> [INSTRUCTIONS TO FOLLOW] Using the entries that follow, count the lines containing the word "Полярные" and give that number by itself.

— BEGIN SUPPLIED RECORDS —

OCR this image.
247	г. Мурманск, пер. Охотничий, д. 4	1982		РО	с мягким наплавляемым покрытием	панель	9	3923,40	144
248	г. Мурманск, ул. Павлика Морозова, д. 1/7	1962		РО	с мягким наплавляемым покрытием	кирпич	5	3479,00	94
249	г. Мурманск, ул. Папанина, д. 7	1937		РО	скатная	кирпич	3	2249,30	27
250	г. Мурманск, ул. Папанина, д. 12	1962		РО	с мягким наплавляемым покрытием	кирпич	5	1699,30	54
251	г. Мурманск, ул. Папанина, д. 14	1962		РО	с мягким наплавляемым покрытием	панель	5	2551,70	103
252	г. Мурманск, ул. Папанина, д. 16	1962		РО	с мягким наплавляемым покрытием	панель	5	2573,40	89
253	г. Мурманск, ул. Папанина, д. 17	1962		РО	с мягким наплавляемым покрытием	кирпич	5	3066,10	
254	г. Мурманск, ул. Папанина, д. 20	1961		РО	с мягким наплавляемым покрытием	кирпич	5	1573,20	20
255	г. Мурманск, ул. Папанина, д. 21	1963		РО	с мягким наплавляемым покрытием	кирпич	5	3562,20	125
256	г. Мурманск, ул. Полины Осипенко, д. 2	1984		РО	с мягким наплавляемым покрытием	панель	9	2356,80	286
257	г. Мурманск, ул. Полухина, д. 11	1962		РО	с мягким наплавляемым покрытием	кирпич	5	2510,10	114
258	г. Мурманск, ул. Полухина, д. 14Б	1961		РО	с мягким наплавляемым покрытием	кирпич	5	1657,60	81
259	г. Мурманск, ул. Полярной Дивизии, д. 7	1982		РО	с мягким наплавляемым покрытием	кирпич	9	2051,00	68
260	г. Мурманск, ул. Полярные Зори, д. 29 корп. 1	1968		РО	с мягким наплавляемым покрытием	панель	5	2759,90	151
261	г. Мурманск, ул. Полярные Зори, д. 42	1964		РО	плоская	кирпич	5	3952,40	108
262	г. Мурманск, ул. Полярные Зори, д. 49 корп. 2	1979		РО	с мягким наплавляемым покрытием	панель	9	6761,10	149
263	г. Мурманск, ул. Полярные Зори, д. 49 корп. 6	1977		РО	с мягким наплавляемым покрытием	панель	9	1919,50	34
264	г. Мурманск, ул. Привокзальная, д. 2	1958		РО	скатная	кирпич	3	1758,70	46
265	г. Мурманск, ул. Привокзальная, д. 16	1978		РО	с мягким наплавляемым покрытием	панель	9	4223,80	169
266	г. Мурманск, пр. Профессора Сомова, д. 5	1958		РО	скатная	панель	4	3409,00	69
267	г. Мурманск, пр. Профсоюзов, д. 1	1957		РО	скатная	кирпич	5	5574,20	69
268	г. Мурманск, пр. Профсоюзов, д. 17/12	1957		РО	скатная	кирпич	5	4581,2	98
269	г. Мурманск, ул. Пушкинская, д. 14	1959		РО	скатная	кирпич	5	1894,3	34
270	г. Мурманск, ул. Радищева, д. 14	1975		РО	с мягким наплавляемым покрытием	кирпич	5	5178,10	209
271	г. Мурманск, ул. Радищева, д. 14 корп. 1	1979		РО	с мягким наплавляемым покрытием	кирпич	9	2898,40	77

— END SUPPLIED RECORDS —

> [OUTPUT FOR THIS EXERCISE] 4